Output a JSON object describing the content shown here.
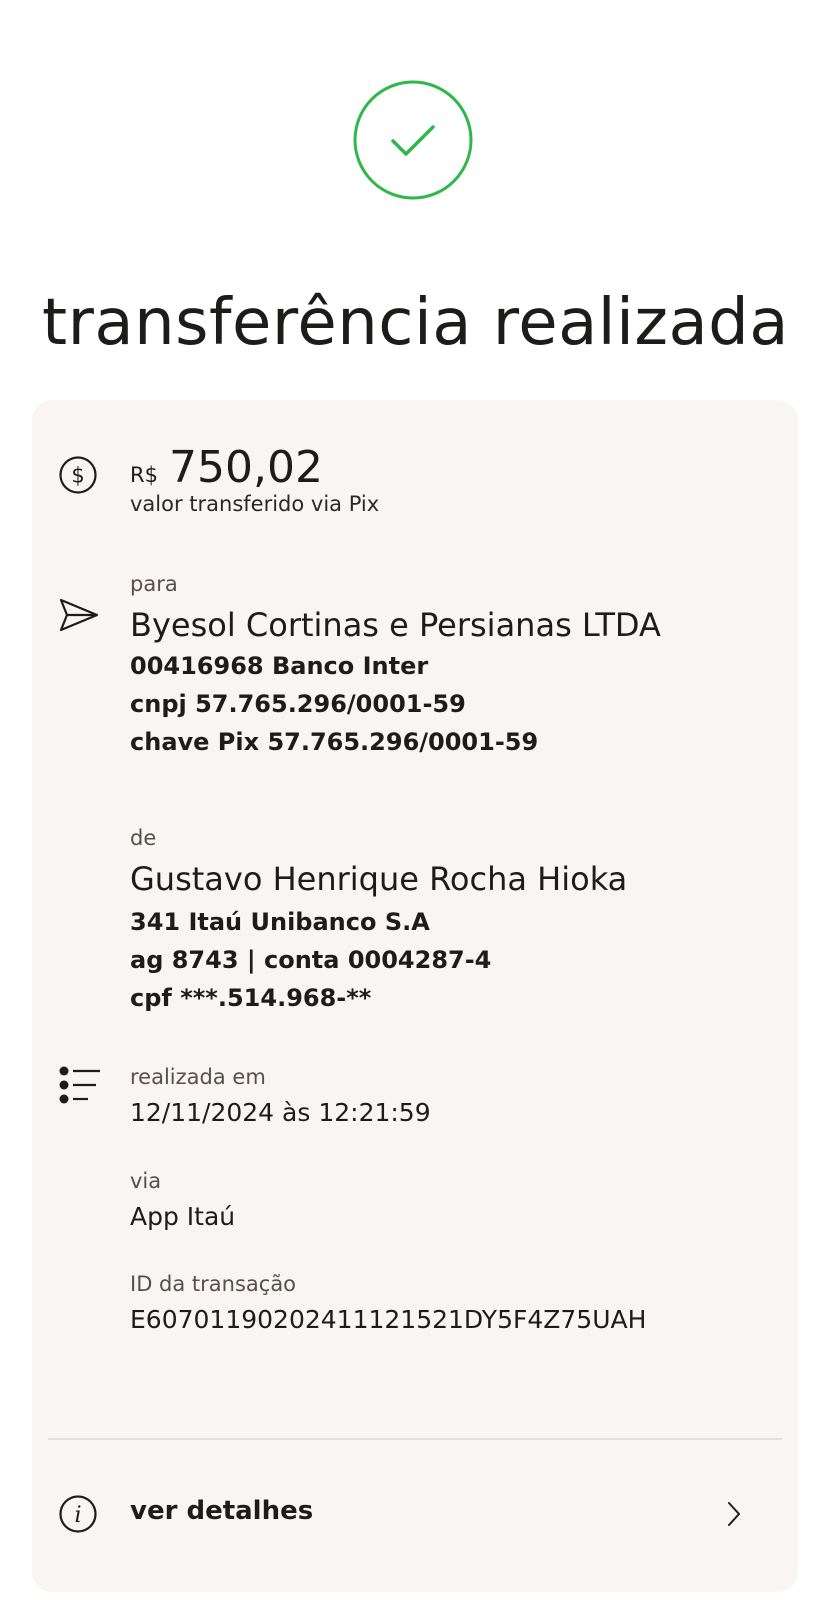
{
  "header": {
    "title": "transferência realizada",
    "success_icon": "check-circle-icon",
    "success_color": "#2fb84a"
  },
  "amount": {
    "currency": "R$",
    "value": "750,02",
    "caption": "valor transferido via Pix",
    "icon": "dollar-circle-icon"
  },
  "recipient": {
    "label": "para",
    "name": "Byesol Cortinas e Persianas LTDA",
    "bank": "00416968 Banco Inter",
    "document": "cnpj 57.765.296/0001-59",
    "pix_key": "chave Pix 57.765.296/0001-59",
    "icon": "send-icon"
  },
  "sender": {
    "label": "de",
    "name": "Gustavo Henrique Rocha Hioka",
    "bank": "341 Itaú Unibanco S.A",
    "account": "ag 8743 | conta 0004287-4",
    "document": "cpf ***.514.968-**"
  },
  "info": {
    "icon": "list-icon",
    "date_label": "realizada em",
    "date_value": "12/11/2024 às 12:21:59",
    "channel_label": "via",
    "channel_value": "App Itaú",
    "id_label": "ID da transação",
    "id_value": "E60701190202411121521DY5F4Z75UAH"
  },
  "details": {
    "label": "ver detalhes",
    "icon": "info-circle-icon",
    "chevron": "chevron-right-icon"
  },
  "colors": {
    "card_background": "#f8f5f3",
    "text": "#1e1c1a",
    "muted": "#55504c"
  }
}
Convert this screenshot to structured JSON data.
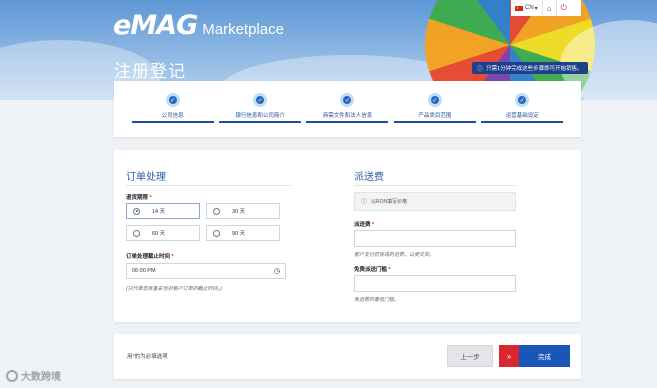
{
  "header": {
    "logo_brand": "eMAG",
    "logo_suffix": "Marketplace",
    "page_title": "注册登记",
    "hint": "只需1分钟完成这些步骤即可开始销售。",
    "language": "CN"
  },
  "steps": [
    {
      "label": "公司信息",
      "status": "completed"
    },
    {
      "label": "银行信息和公司简介",
      "status": "completed"
    },
    {
      "label": "商需文件和法人信息",
      "status": "completed"
    },
    {
      "label": "产品类目范围",
      "status": "completed"
    },
    {
      "label": "运营基础设定",
      "status": "active"
    }
  ],
  "order_processing": {
    "title": "订单处理",
    "return_period_label": "退货期限",
    "return_options": [
      "14 天",
      "30 天",
      "60 天",
      "90 天"
    ],
    "return_selected": "14 天",
    "cutoff_label": "订单处理截止时间",
    "cutoff_value": "06:00 PM",
    "cutoff_help": " (只代表您准备妥当对客户订单的截止时间。)"
  },
  "shipping": {
    "title": "派送费",
    "currency_note": "以RON填写价格",
    "fee_label": "派送费",
    "fee_value": "",
    "fee_help": "客户支付您快递的运费，以便交货。",
    "free_threshold_label": "免费派送门槛",
    "free_threshold_value": "",
    "free_threshold_help": "免运费的最低门槛。"
  },
  "footer": {
    "required_note": "用*的为必填选项",
    "prev_label": "上一步",
    "finish_label": "完成"
  },
  "colors": {
    "accent_blue": "#1a56b8",
    "accent_red": "#d8272e",
    "title_blue": "#2c5ea8"
  },
  "icons": [
    "info-icon",
    "home-icon",
    "power-icon",
    "clock-icon",
    "check-icon",
    "double-chevron-right-icon",
    "flag-cn-icon"
  ]
}
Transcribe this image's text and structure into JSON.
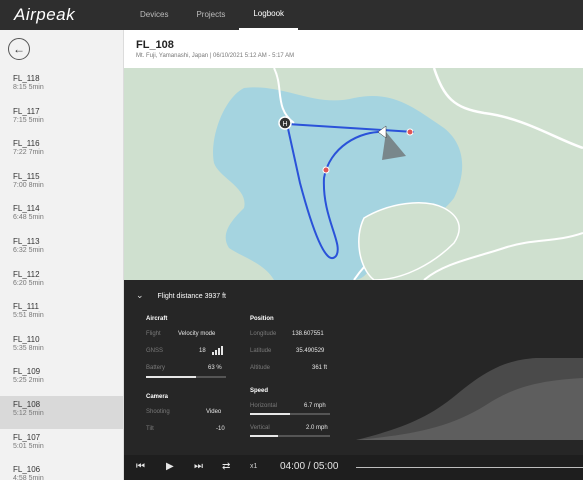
{
  "app": {
    "logo": "Airpeak"
  },
  "nav": {
    "tabs": [
      "Devices",
      "Projects",
      "Logbook"
    ],
    "active": "Logbook"
  },
  "sidebar": {
    "flights": [
      {
        "name": "FL_118",
        "time": "8:15  5min"
      },
      {
        "name": "FL_117",
        "time": "7:15  5min"
      },
      {
        "name": "FL_116",
        "time": "7:22  7min"
      },
      {
        "name": "FL_115",
        "time": "7:00  8min"
      },
      {
        "name": "FL_114",
        "time": "6:48  5min"
      },
      {
        "name": "FL_113",
        "time": "6:32  5min"
      },
      {
        "name": "FL_112",
        "time": "6:20  5min"
      },
      {
        "name": "FL_111",
        "time": "5:51  8min"
      },
      {
        "name": "FL_110",
        "time": "5:35  8min"
      },
      {
        "name": "FL_109",
        "time": "5:25  2min"
      },
      {
        "name": "FL_108",
        "time": "5:12  5min"
      },
      {
        "name": "FL_107",
        "time": "5:01  5min"
      },
      {
        "name": "FL_106",
        "time": "4:58  5min"
      }
    ],
    "selected_index": 10
  },
  "flight": {
    "title": "FL_108",
    "subtitle": "Mt. Fuji, Yamanashi, Japan  |  06/10/2021  5:12 AM - 5:17 AM"
  },
  "panel": {
    "distance_label": "Flight distance",
    "distance_value": "3937 ft",
    "aircraft": {
      "title": "Aircraft",
      "flight_label": "Flight",
      "flight_value": "Velocity mode",
      "gnss_label": "GNSS",
      "gnss_value": "18",
      "battery_label": "Battery",
      "battery_value": "63 %",
      "battery_level": 0.63
    },
    "camera": {
      "title": "Camera",
      "shooting_label": "Shooting",
      "shooting_value": "Video",
      "tilt_label": "Tilt",
      "tilt_value": "-10"
    },
    "position": {
      "title": "Position",
      "longitude_label": "Longitude",
      "longitude_value": "138.607551",
      "latitude_label": "Latitude",
      "latitude_value": "35.490529",
      "altitude_label": "Altitude",
      "altitude_value": "361 ft"
    },
    "speed": {
      "title": "Speed",
      "horizontal_label": "Horizontal",
      "horizontal_value": "6.7 mph",
      "horizontal_level": 0.5,
      "vertical_label": "Vertical",
      "vertical_value": "2.0 mph",
      "vertical_level": 0.35
    }
  },
  "playback": {
    "speed": "x1",
    "time": "04:00 / 05:00"
  },
  "colors": {
    "water": "#a5d4e0",
    "land": "#cfe0cf",
    "route": "#2a52d9"
  }
}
☆ ☆ ☆ ☆
### What is asked
Count every line of the records that holds "Itaú". State the number, nothing else.

### Answer for this exercise
2